What the exercise asks –
Write the data out again, character for character, with no images.

[Stored records]
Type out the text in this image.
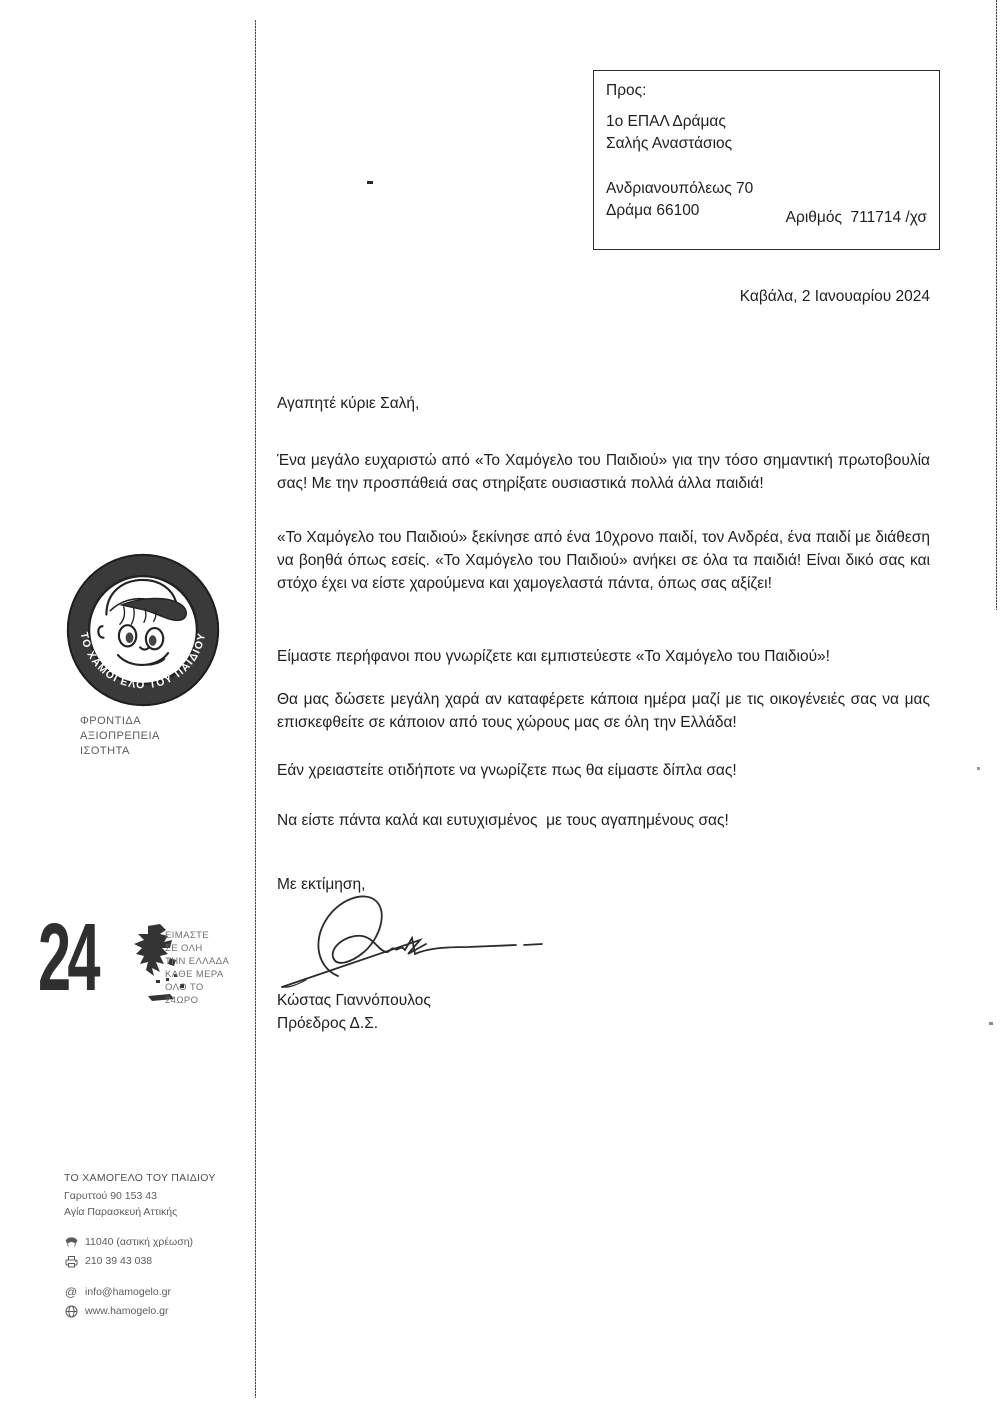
Προς:
1ο ΕΠΑΛ Δράμας
Σαλής Αναστάσιος
Ανδριανουπόλεως 70
Δράμα 66100	Αριθμός  711714 /χσ
Καβάλα, 2 Ιανουαρίου 2024
Αγαπητέ κύριε Σαλή,
Ένα μεγάλο ευχαριστώ από «Το Χαμόγελο του Παιδιού» για την τόσο σημαντική πρωτοβουλία σας! Με την προσπάθειά σας στηρίξατε ουσιαστικά πολλά άλλα παιδιά!
«Το Χαμόγελο του Παιδιού» ξεκίνησε από ένα 10χρονο παιδί, τον Ανδρέα, ένα παιδί με διάθεση να βοηθά όπως εσείς. «Το Χαμόγελο του Παιδιού» ανήκει σε όλα τα παιδιά! Είναι δικό σας και στόχο έχει να είστε χαρούμενα και χαμογελαστά πάντα, όπως σας αξίζει!
Είμαστε περήφανοι που γνωρίζετε και εμπιστεύεστε «Το Χαμόγελο του Παιδιού»!
Θα μας δώσετε μεγάλη χαρά αν καταφέρετε κάποια ημέρα μαζί με τις οικογένειές σας να μας επισκεφθείτε σε κάποιον από τους χώρους μας σε όλη την Ελλάδα!
Εάν χρειαστείτε οτιδήποτε να γνωρίζετε πως θα είμαστε δίπλα σας!
Να είστε πάντα καλά και ευτυχισμένος  με τους αγαπημένους σας!
Με εκτίμηση,
Κώστας Γιαννόπουλος
Πρόεδρος Δ.Σ.
ΤΟ ΧΑΜΟΓΕΛΟ ΤΟΥ ΠΑΙΔΙΟΥ
ΦΡΟΝΤΙΔΑ
ΑΞΙΟΠΡΕΠΕΙΑ
ΙΣΟΤΗΤΑ
24	ΕΙΜΑΣΤΕ
ΣΕ ΟΛΗ
ΤΗΝ ΕΛΛΑΔΑ
ΚΑΘΕ ΜΕΡΑ
ΟΛΟ ΤΟ 24ΩΡΟ
ΤΟ ΧΑΜΟΓΕΛΟ ΤΟΥ ΠΑΙΔΙΟΥ
Γαρυττού 90 153 43
Αγία Παρασκευή Αττικής
11040 (αστική χρέωση)
210 39 43 038
@ info@hamogelo.gr
www.hamogelo.gr
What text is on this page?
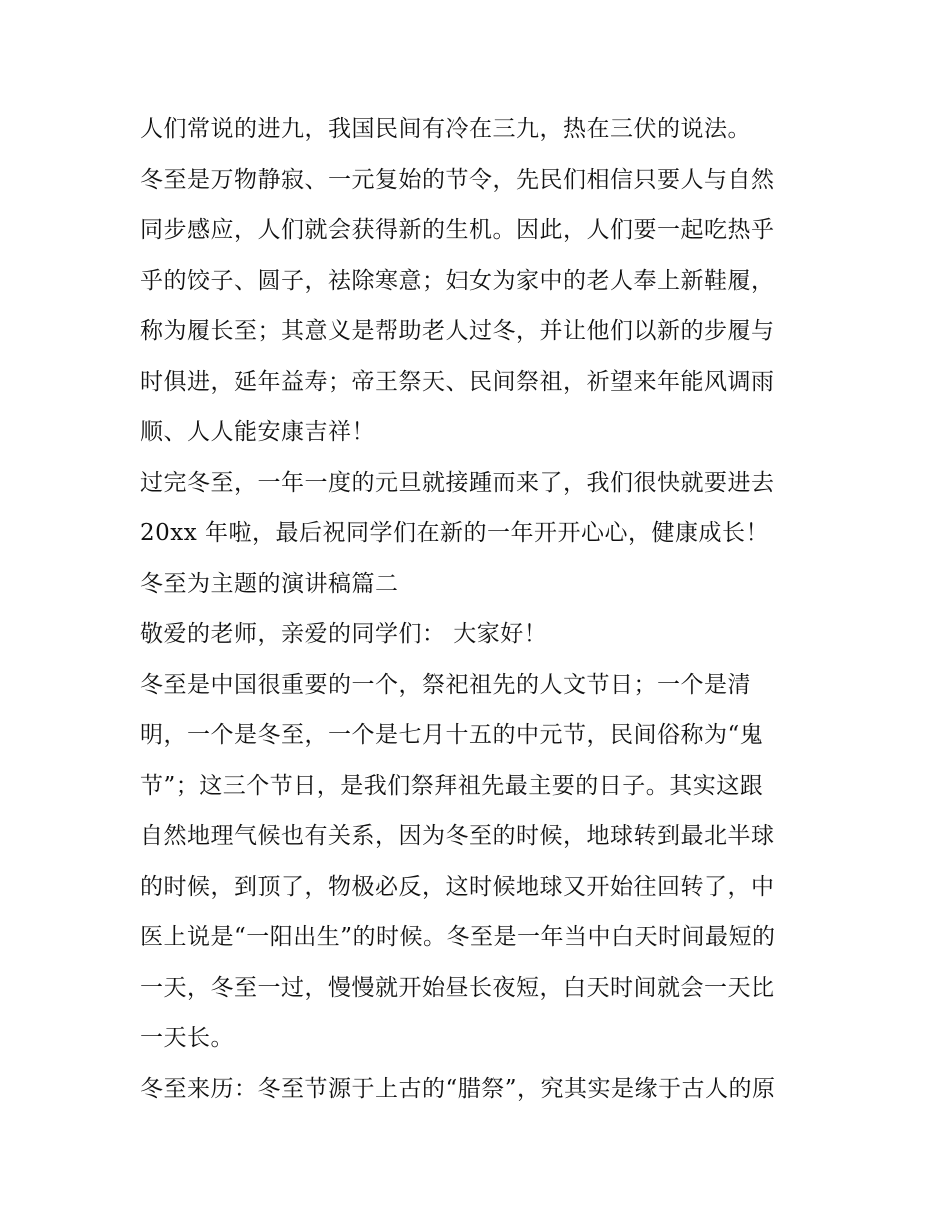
人们常说的进九，我国民间有冷在三九，热在三伏的说法。
冬至是万物静寂、一元复始的节令，先民们相信只要人与自然
同步感应，人们就会获得新的生机。因此，人们要一起吃热乎
乎的饺子、圆子，祛除寒意；妇女为家中的老人奉上新鞋履，
称为履长至；其意义是帮助老人过冬，并让他们以新的步履与
时俱进，延年益寿；帝王祭天、民间祭祖，祈望来年能风调雨
顺、人人能安康吉祥！
过完冬至，一年一度的元旦就接踵而来了，我们很快就要进去
20xx 年啦，最后祝同学们在新的一年开开心心，健康成长！
冬至为主题的演讲稿篇二
敬爱的老师，亲爱的同学们： 大家好！
冬至是中国很重要的一个，祭祀祖先的人文节日；一个是清
明，一个是冬至，一个是七月十五的中元节，民间俗称为“鬼
节”；这三个节日，是我们祭拜祖先最主要的日子。其实这跟
自然地理气候也有关系，因为冬至的时候，地球转到最北半球
的时候，到顶了，物极必反，这时候地球又开始往回转了，中
医上说是“一阳出生”的时候。冬至是一年当中白天时间最短的
一天，冬至一过，慢慢就开始昼长夜短，白天时间就会一天比
一天长。
冬至来历：冬至节源于上古的“腊祭”，究其实是缘于古人的原
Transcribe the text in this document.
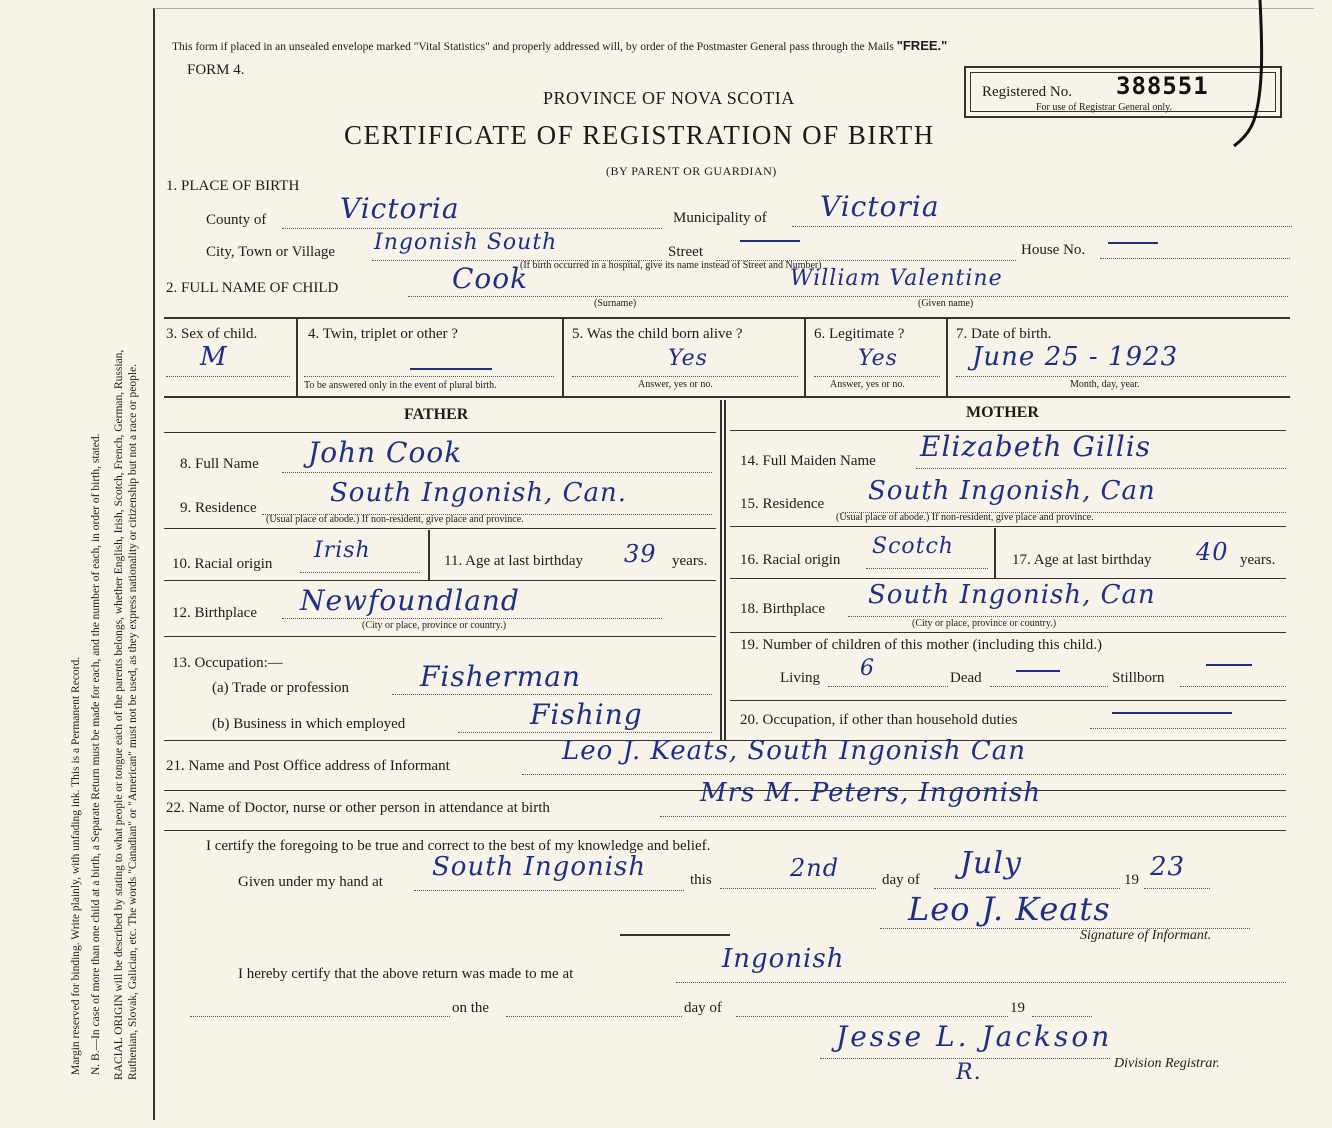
Margin reserved for binding. Write plainly, with unfading ink. This is a Permanent Record. N. B.—In case of more than one child at a birth, a Separate Return must be made for each, and the number of each, in order of birth, stated. RACIAL ORIGIN will be described by stating to what people or tongue each of the parents belongs, whether English, Irish, Scotch, French, German, Russian, Ruthenian, Slovak, Galician, etc. The words "Canadian" or "American" must not be used, as they express nationality or citizenship but not a race or people.
This form if placed in an unsealed envelope marked "Vital Statistics" and properly addressed will, by order of the Postmaster General pass through the Mails "FREE."
FORM 4.
PROVINCE OF NOVA SCOTIA
CERTIFICATE OF REGISTRATION OF BIRTH
(BY PARENT OR GUARDIAN)
Registered No. 388551
For use of Registrar General only.
1. PLACE OF BIRTH
County of	Victoria	Municipality of Victoria
City, Town or Village Ingonish South	Street	House No.
(If birth occurred in a hospital, give its name instead of Street and Number)
2. FULL NAME OF CHILD	Cook
(Surname)
William Valentine
(Given name)
3. Sex of child.
M
4. Twin, triplet or other ?
To be answered only in the event of plural birth.
5. Was the child born alive ?
Yes
Answer, yes or no.
6. Legitimate ?
Yes
Answer, yes or no.
7. Date of birth.
June 25 - 1923
Month, day, year.
FATHER	MOTHER
8. Full Name John Cook
9. Residence	South Ingonish, Can.
(Usual place of abode.) If non-resident, give place and province.
10. Racial origin
Irish	11. Age at last birthday 39 years.
12. Birthplace Newfoundland
(City or place, province or country.)
13. Occupation:—
(a) Trade or profession	Fisherman
(b) Business in which employed	Fishing
14. Full Maiden Name Elizabeth Gillis
15. Residence South Ingonish, Can
(Usual place of abode.) If non-resident, give place and province.
16. Racial origin
Scotch
17. Age at last birthday 40 years.
18. Birthplace South Ingonish, Can
(City or place, province or country.)
19. Number of children of this mother (including this child.)
Living 6	Dead	Stillborn
20. Occupation, if other than household duties
21. Name and Post Office address of Informant	Leo J. Keats, South Ingonish Can
22. Name of Doctor, nurse or other person in attendance at birth	Mrs M. Peters, Ingonish
I certify the foregoing to be true and correct to the best of my knowledge and belief.
Given under my hand at South Ingonish	this	2nd	day of July	19 23
Leo J. Keats
Signature of Informant.
I hereby certify that the above return was made to me at	Ingonish
on the	day of	19
Jesse L. Jackson
R.	Division Registrar.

Reply to the task –
Type out the text in this image.
Προς:
1ο ΕΠΑΛ Δράμας
Σαλής Αναστάσιος
Ανδριανουπόλεως 70
Δράμα 66100	Αριθμός  711714 /χσ
Καβάλα, 2 Ιανουαρίου 2024
Αγαπητέ κύριε Σαλή,
Ένα μεγάλο ευχαριστώ από «Το Χαμόγελο του Παιδιού» για την τόσο σημαντική πρωτοβουλία σας! Με την προσπάθειά σας στηρίξατε ουσιαστικά πολλά άλλα παιδιά!
«Το Χαμόγελο του Παιδιού» ξεκίνησε από ένα 10χρονο παιδί, τον Ανδρέα, ένα παιδί με διάθεση να βοηθά όπως εσείς. «Το Χαμόγελο του Παιδιού» ανήκει σε όλα τα παιδιά! Είναι δικό σας και στόχο έχει να είστε χαρούμενα και χαμογελαστά πάντα, όπως σας αξίζει!
Είμαστε περήφανοι που γνωρίζετε και εμπιστεύεστε «Το Χαμόγελο του Παιδιού»!
Θα μας δώσετε μεγάλη χαρά αν καταφέρετε κάποια ημέρα μαζί με τις οικογένειές σας να μας επισκεφθείτε σε κάποιον από τους χώρους μας σε όλη την Ελλάδα!
Εάν χρειαστείτε οτιδήποτε να γνωρίζετε πως θα είμαστε δίπλα σας!
Να είστε πάντα καλά και ευτυχισμένος  με τους αγαπημένους σας!
Με εκτίμηση,
Κώστας Γιαννόπουλος
Πρόεδρος Δ.Σ.
ΤΟ ΧΑΜΟΓΕΛΟ ΤΟΥ ΠΑΙΔΙΟΥ
ΦΡΟΝΤΙΔΑ
ΑΞΙΟΠΡΕΠΕΙΑ
ΙΣΟΤΗΤΑ
24	ΕΙΜΑΣΤΕ
ΣΕ ΟΛΗ
ΤΗΝ ΕΛΛΑΔΑ
ΚΑΘΕ ΜΕΡΑ
ΟΛΟ ΤΟ 24ΩΡΟ
ΤΟ ΧΑΜΟΓΕΛΟ ΤΟΥ ΠΑΙΔΙΟΥ
Γαρυττού 90 153 43
Αγία Παρασκευή Αττικής
11040 (αστική χρέωση)
210 39 43 038
@ info@hamogelo.gr
www.hamogelo.gr
What text is on this page?
人们常说的进九，我国民间有冷在三九，热在三伏的说法。
冬至是万物静寂、一元复始的节令，先民们相信只要人与自然
同步感应，人们就会获得新的生机。因此，人们要一起吃热乎
乎的饺子、圆子，祛除寒意；妇女为家中的老人奉上新鞋履，
称为履长至；其意义是帮助老人过冬，并让他们以新的步履与
时俱进，延年益寿；帝王祭天、民间祭祖，祈望来年能风调雨
顺、人人能安康吉祥！
过完冬至，一年一度的元旦就接踵而来了，我们很快就要进去
20xx 年啦，最后祝同学们在新的一年开开心心，健康成长！
冬至为主题的演讲稿篇二
敬爱的老师，亲爱的同学们： 大家好！
冬至是中国很重要的一个，祭祀祖先的人文节日；一个是清
明，一个是冬至，一个是七月十五的中元节，民间俗称为“鬼
节”；这三个节日，是我们祭拜祖先最主要的日子。其实这跟
自然地理气候也有关系，因为冬至的时候，地球转到最北半球
的时候，到顶了，物极必反，这时候地球又开始往回转了，中
医上说是“一阳出生”的时候。冬至是一年当中白天时间最短的
一天，冬至一过，慢慢就开始昼长夜短，白天时间就会一天比
一天长。
冬至来历：冬至节源于上古的“腊祭”，究其实是缘于古人的原
Transcribe the text in this document.
Margin reserved for binding. Write plainly, with unfading ink. This is a Permanent Record. N. B.—In case of more than one child at a birth, a Separate Return must be made for each, and the number of each, in order of birth, stated. RACIAL ORIGIN will be described by stating to what people or tongue each of the parents belongs, whether English, Irish, Scotch, French, German, Russian, Ruthenian, Slovak, Galician, etc. The words "Canadian" or "American" must not be used, as they express nationality or citizenship but not a race or people.
This form if placed in an unsealed envelope marked "Vital Statistics" and properly addressed will, by order of the Postmaster General pass through the Mails "FREE."
FORM 4.
PROVINCE OF NOVA SCOTIA
CERTIFICATE OF REGISTRATION OF BIRTH
(BY PARENT OR GUARDIAN)
Registered No. 388551
For use of Registrar General only.
1. PLACE OF BIRTH
County of	Victoria	Municipality of Victoria
City, Town or Village Ingonish South	Street	House No.
(If birth occurred in a hospital, give its name instead of Street and Number)
2. FULL NAME OF CHILD	Cook
(Surname)
William Valentine
(Given name)
3. Sex of child.
M
4. Twin, triplet or other ?
To be answered only in the event of plural birth.
5. Was the child born alive ?
Yes
Answer, yes or no.
6. Legitimate ?
Yes
Answer, yes or no.
7. Date of birth.
June 25 - 1923
Month, day, year.
FATHER	MOTHER
8. Full Name John Cook
9. Residence	South Ingonish, Can.
(Usual place of abode.) If non-resident, give place and province.
10. Racial origin
Irish	11. Age at last birthday 39 years.
12. Birthplace Newfoundland
(City or place, province or country.)
13. Occupation:—
(a) Trade or profession	Fisherman
(b) Business in which employed	Fishing
14. Full Maiden Name Elizabeth Gillis
15. Residence South Ingonish, Can
(Usual place of abode.) If non-resident, give place and province.
16. Racial origin
Scotch
17. Age at last birthday 40 years.
18. Birthplace South Ingonish, Can
(City or place, province or country.)
19. Number of children of this mother (including this child.)
Living 6	Dead	Stillborn
20. Occupation, if other than household duties
21. Name and Post Office address of Informant	Leo J. Keats, South Ingonish Can
22. Name of Doctor, nurse or other person in attendance at birth	Mrs M. Peters, Ingonish
I certify the foregoing to be true and correct to the best of my knowledge and belief.
Given under my hand at South Ingonish	this	2nd	day of July	19 23
Leo J. Keats
Signature of Informant.
I hereby certify that the above return was made to me at	Ingonish
on the	day of	19
Jesse L. Jackson
R.	Division Registrar.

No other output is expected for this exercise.